To be done
From the listing that follows, output everything exactly except the pictures.

Dataset records
■ ■ ■ ■ ■ ■ ■

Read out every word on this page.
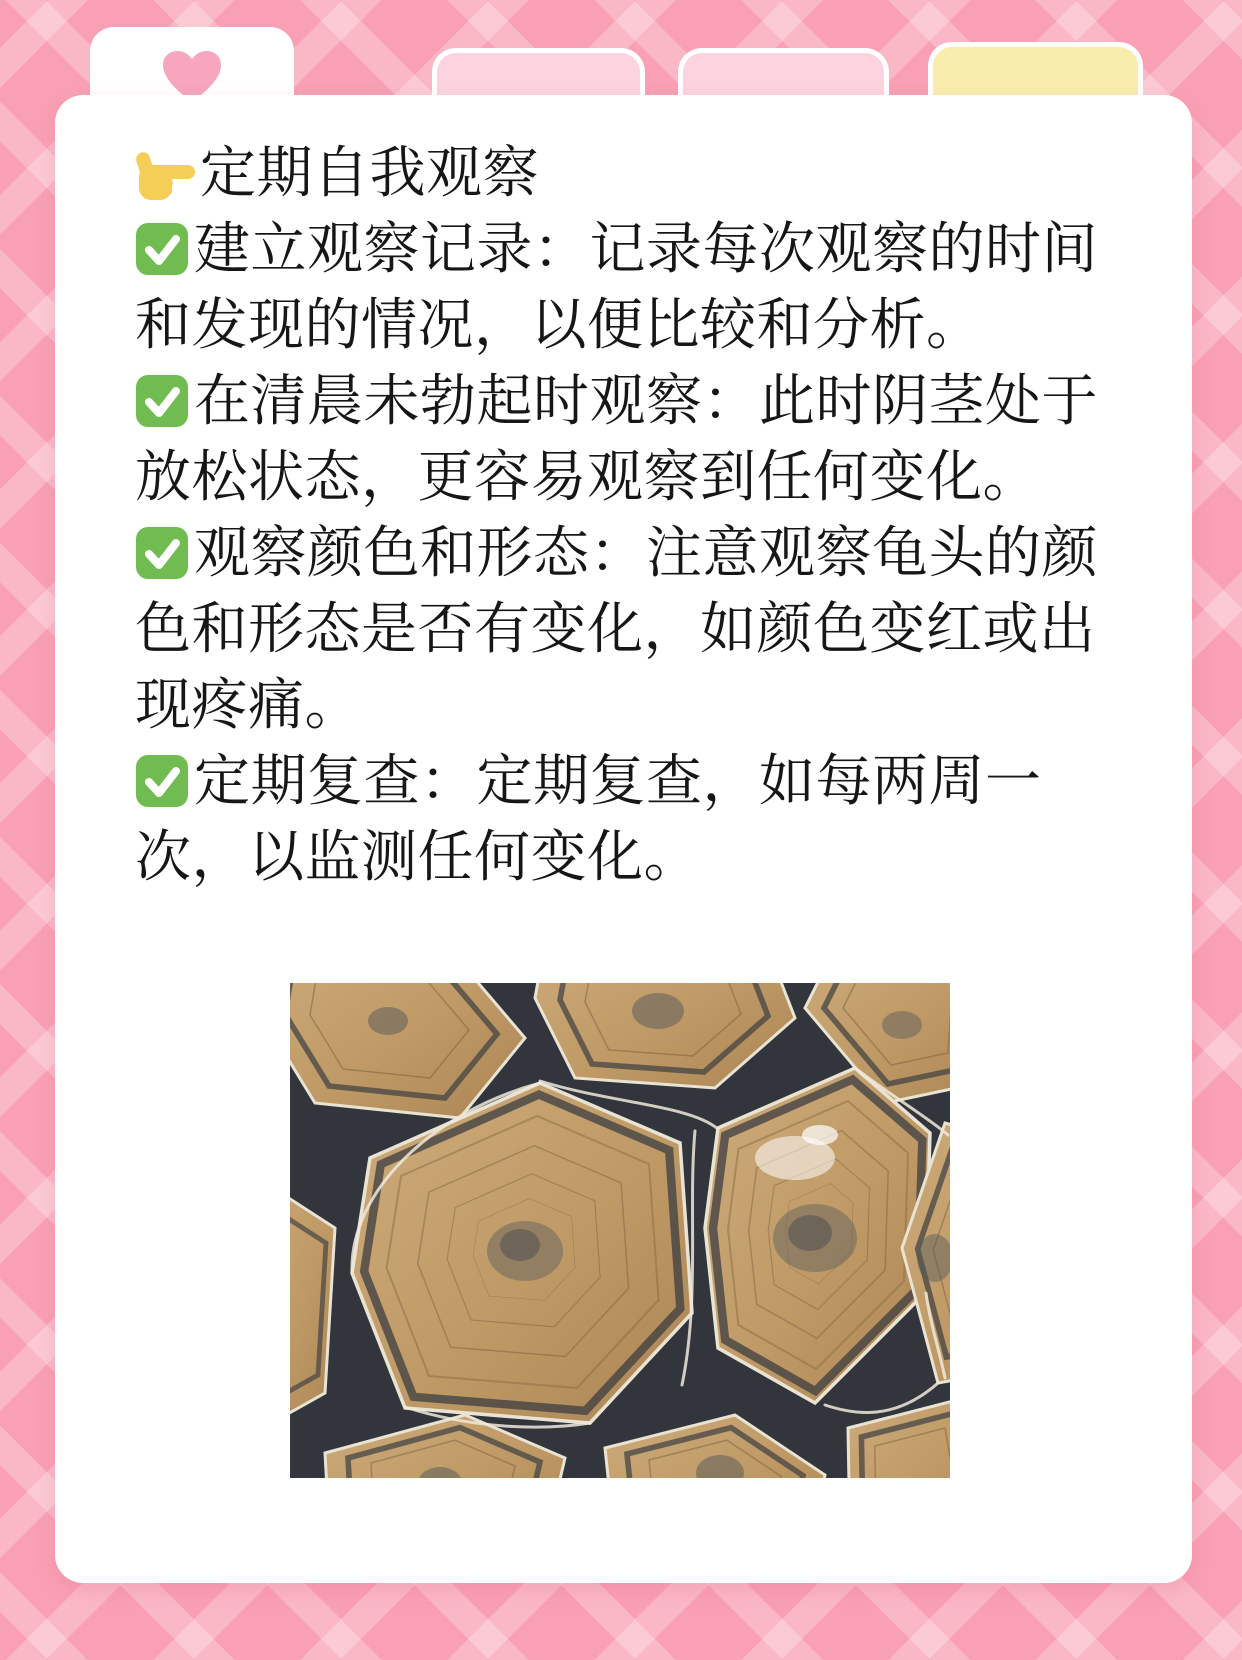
定期自我观察

建立观察记录：记录每次观察的时间和发现的情况，以便比较和分析。

在清晨未勃起时观察：此时阴茎处于放松状态，更容易观察到任何变化。

观察颜色和形态：注意观察龟头的颜色和形态是否有变化，如颜色变红或出现疼痛。

定期复查：定期复查，如每两周一次，以监测任何变化。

■ ■ ■ ■ ■ ■ ■

Written response
Read out every word on this page.
定期自我观察

建立观察记录：记录每次观察的时间和发现的情况，以便比较和分析。

在清晨未勃起时观察：此时阴茎处于放松状态，更容易观察到任何变化。

观察颜色和形态：注意观察龟头的颜色和形态是否有变化，如颜色变红或出现疼痛。

定期复查：定期复查，如每两周一次，以监测任何变化。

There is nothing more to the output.